Tugas yang Dikerjakan:
1. Kutip bagian teks tentang etika, moral, dan akhlak tanpa mengubah satu kata pun, mulai dari "Etika, Moral dan" dan berakhir pada "dan kebanggaan manusia.".
2. Lanjutkan teks tentang etika, moral, dan akhlak dengan menulis kalimat-kalimat yang menyusul kalimat terakhirnya.

Kutipan Pilihan:
Cari Blog Ini

Jumat, Agustus 24, 2012

Etika, Moral dan Akhlak


PENDAHULUAN

 Sesungguhnya Islam itu adalah agama samawi terakhir, ia berfungsi sebagai rahmat dan nikmat bagi manusia seluruhnya. Maka Allah SWT mewahyukan agama ini dalam nilai kesempurnaan yang meliputi segi-segi fundamental tentang duniawai dan ukhrawi, guna menghantarkan manusia kepada kebahagiaan lahir dan batin serta dunia dan akhirat. Ajaran-ajaran Islam perlu diterapkan dalam segala bidang kehidupan manusia, menjadikan Islam sebagai nikmat dan kebanggaan manusia.

Entri data hasil ekstraksi
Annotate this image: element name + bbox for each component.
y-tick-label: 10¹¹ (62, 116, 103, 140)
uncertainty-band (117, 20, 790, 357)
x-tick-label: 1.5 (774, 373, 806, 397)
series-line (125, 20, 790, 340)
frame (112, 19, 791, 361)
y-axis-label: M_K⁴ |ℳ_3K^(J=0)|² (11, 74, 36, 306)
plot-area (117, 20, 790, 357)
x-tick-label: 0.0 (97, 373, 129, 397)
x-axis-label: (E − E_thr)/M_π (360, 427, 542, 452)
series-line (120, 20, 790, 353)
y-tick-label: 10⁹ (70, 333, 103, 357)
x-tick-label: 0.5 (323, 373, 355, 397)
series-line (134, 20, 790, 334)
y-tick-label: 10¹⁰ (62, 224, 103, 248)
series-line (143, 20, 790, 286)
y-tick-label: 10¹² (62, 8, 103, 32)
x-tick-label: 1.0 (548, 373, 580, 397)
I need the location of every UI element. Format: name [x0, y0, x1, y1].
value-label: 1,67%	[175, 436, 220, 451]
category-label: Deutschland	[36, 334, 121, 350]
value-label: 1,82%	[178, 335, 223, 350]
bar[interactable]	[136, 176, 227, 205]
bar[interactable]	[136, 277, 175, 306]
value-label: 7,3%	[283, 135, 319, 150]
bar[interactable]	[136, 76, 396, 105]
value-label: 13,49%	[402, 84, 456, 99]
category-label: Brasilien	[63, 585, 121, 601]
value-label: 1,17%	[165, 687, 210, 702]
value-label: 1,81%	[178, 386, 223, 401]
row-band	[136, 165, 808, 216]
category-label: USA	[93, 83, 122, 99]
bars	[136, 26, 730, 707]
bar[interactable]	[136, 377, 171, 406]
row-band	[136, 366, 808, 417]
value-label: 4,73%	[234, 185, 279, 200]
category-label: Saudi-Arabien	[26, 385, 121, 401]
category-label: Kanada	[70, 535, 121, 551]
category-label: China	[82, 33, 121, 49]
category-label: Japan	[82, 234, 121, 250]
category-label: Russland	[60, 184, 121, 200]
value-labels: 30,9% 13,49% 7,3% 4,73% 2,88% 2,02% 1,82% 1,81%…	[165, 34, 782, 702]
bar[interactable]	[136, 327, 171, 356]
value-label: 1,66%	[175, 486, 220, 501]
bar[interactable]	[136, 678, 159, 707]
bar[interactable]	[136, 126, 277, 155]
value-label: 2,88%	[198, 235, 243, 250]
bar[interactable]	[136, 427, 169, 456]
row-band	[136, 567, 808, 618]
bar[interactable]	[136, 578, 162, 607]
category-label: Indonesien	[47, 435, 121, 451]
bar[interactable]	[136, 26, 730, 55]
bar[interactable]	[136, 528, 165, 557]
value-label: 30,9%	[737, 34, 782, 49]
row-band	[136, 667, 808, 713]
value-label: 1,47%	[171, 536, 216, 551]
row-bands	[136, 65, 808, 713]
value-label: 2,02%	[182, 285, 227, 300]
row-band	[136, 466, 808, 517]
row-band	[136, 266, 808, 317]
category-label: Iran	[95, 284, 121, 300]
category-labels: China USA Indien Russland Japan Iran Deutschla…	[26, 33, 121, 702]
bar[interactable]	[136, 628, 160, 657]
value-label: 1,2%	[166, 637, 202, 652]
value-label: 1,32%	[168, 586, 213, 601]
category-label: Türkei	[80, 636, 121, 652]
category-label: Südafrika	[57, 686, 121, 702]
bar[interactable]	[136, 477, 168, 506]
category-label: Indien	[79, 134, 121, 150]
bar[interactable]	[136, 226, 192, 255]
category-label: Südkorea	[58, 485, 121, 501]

Hasil Tiap Tugas:
1.
Etika, Moral dan Akhlak


PENDAHULUAN

 Sesungguhnya Islam itu adalah agama samawi terakhir, ia berfungsi sebagai rahmat dan nikmat bagi manusia seluruhnya. Maka Allah SWT mewahyukan agama ini dalam nilai kesempurnaan yang meliputi segi-segi fundamental tentang duniawai dan ukhrawi, guna menghantarkan manusia kepada kebahagiaan lahir dan batin serta dunia dan akhirat. Ajaran-ajaran Islam perlu diterapkan dalam segala bidang kehidupan manusia, menjadikan Islam sebagai nikmat dan kebanggaan manusia.

2.
Beriman kepada Allah SWT merupakan hubungan yang paling mulia antara manusia dengan Zat Yang Maha Menciptakannya. Sebabnya karena manusia semulia-mulia makhluk Tuhan yang menetap di atas permukaan bumi, sedang semulia-mulia yang ada di dalam tubuh manusia itu ialah hatinya dan semulia-mulia  sifat yang ada di hati itu adalah keimanan. Keimanan termasuk salah satu karunia Allah yang paling mulia dan paling tinggi nilainya. Sebab dengan adanya iman seseorang memiliki pegangan dan acuan dalam mengarahkan tingkah laku sehari-hari.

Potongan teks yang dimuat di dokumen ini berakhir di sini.